Give a verbatim copy of the lines below, minus the pictures.

= = = = =

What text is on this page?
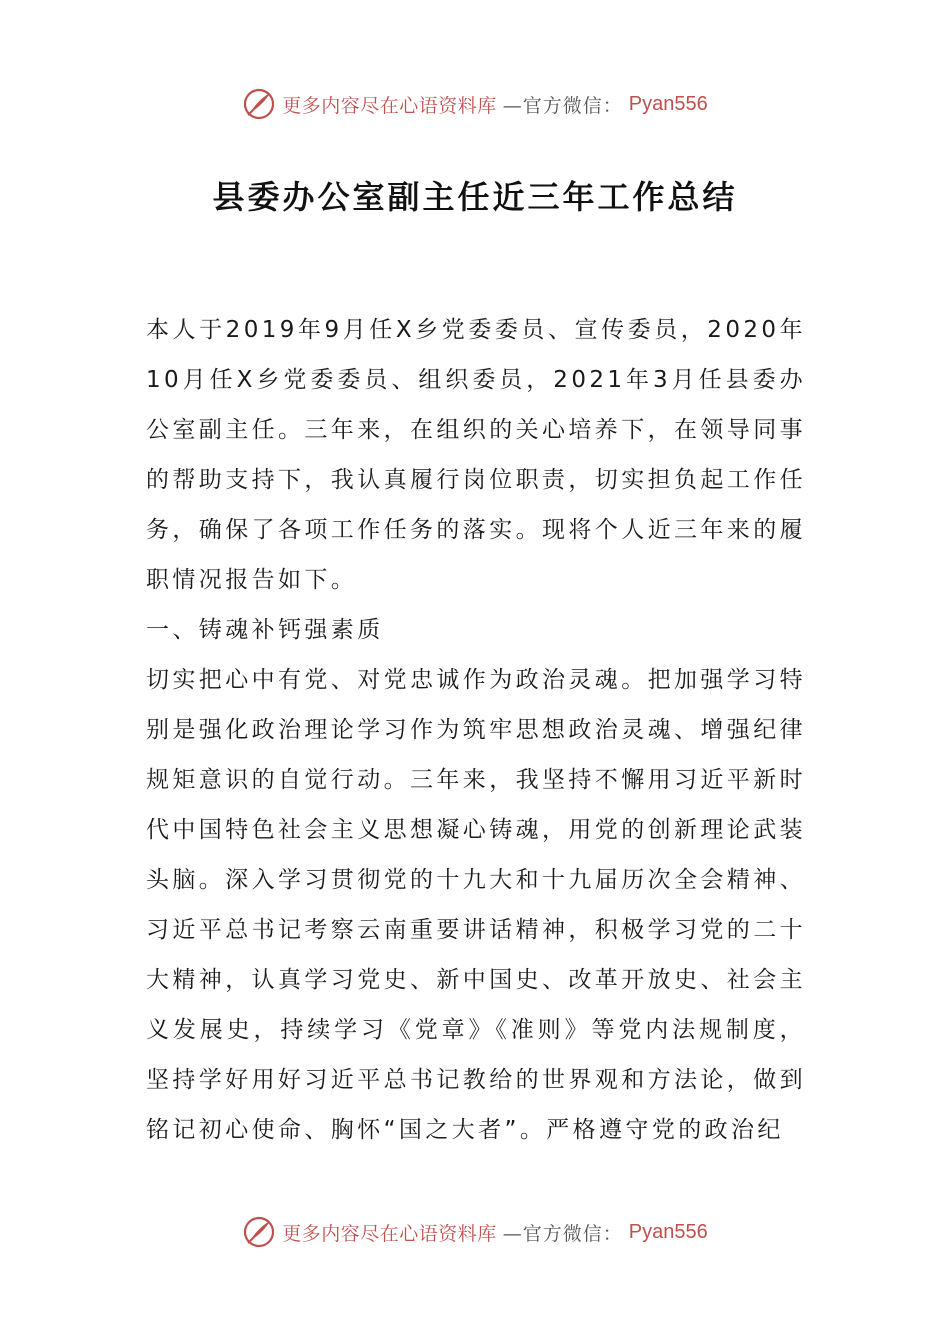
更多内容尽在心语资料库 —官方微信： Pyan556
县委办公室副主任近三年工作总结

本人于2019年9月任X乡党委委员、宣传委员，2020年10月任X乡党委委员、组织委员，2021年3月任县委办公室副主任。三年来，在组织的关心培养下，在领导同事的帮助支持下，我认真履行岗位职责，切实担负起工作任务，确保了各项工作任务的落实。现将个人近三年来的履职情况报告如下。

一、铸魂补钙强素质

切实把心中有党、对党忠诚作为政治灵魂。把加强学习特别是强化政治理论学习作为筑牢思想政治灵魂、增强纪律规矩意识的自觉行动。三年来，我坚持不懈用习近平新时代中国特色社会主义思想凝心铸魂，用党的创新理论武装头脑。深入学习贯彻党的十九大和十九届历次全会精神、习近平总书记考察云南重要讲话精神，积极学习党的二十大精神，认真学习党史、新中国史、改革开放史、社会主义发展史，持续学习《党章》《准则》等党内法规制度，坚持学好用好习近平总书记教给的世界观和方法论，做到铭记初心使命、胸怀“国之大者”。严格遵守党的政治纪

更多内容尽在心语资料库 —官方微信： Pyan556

= = = = =

EXERCISE SOLUTION:
What text is on this page?
更多内容尽在心语资料库 —官方微信： Pyan556
县委办公室副主任近三年工作总结

本人于2019年9月任X乡党委委员、宣传委员，2020年10月任X乡党委委员、组织委员，2021年3月任县委办公室副主任。三年来，在组织的关心培养下，在领导同事的帮助支持下，我认真履行岗位职责，切实担负起工作任务，确保了各项工作任务的落实。现将个人近三年来的履职情况报告如下。

一、铸魂补钙强素质

切实把心中有党、对党忠诚作为政治灵魂。把加强学习特别是强化政治理论学习作为筑牢思想政治灵魂、增强纪律规矩意识的自觉行动。三年来，我坚持不懈用习近平新时代中国特色社会主义思想凝心铸魂，用党的创新理论武装头脑。深入学习贯彻党的十九大和十九届历次全会精神、习近平总书记考察云南重要讲话精神，积极学习党的二十大精神，认真学习党史、新中国史、改革开放史、社会主义发展史，持续学习《党章》《准则》等党内法规制度，坚持学好用好习近平总书记教给的世界观和方法论，做到铭记初心使命、胸怀“国之大者”。严格遵守党的政治纪

更多内容尽在心语资料库 —官方微信： Pyan556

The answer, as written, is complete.